# TASK INPUTS start
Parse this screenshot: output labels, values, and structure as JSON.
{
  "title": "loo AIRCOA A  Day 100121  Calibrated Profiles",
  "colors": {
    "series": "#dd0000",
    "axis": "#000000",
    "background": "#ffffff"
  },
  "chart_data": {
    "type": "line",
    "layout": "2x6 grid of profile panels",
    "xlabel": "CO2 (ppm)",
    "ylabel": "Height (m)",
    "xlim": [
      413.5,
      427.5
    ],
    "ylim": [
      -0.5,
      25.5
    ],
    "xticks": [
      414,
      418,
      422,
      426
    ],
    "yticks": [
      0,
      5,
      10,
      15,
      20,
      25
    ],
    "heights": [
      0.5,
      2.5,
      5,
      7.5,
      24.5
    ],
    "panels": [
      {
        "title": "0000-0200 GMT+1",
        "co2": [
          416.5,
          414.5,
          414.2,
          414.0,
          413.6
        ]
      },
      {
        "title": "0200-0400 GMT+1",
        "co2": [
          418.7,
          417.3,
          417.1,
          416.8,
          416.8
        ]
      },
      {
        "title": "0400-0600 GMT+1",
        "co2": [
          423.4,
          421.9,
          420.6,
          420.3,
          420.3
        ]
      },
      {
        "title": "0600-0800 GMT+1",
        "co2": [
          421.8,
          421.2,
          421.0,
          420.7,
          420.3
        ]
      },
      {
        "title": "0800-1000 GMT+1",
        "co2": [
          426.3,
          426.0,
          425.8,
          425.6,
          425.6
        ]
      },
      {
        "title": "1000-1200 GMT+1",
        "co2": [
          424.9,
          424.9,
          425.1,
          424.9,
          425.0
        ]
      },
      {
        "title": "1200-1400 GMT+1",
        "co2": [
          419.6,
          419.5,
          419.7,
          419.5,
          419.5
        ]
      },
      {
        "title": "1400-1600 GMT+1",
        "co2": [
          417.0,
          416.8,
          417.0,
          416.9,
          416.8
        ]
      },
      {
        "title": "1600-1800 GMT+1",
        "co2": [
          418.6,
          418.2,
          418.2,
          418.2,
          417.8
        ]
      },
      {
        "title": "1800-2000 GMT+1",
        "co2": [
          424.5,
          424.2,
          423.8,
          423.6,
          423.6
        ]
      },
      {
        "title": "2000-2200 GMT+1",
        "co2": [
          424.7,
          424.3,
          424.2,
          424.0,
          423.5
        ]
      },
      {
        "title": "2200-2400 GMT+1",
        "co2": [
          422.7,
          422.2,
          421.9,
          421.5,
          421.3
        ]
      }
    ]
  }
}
# TASK INPUTS end
Show every line in the entries where the string "panels" occurs.

RESPONSE FOR THIS EXERCISE:
    "layout": "2x6 grid of profile panels",
    "panels": [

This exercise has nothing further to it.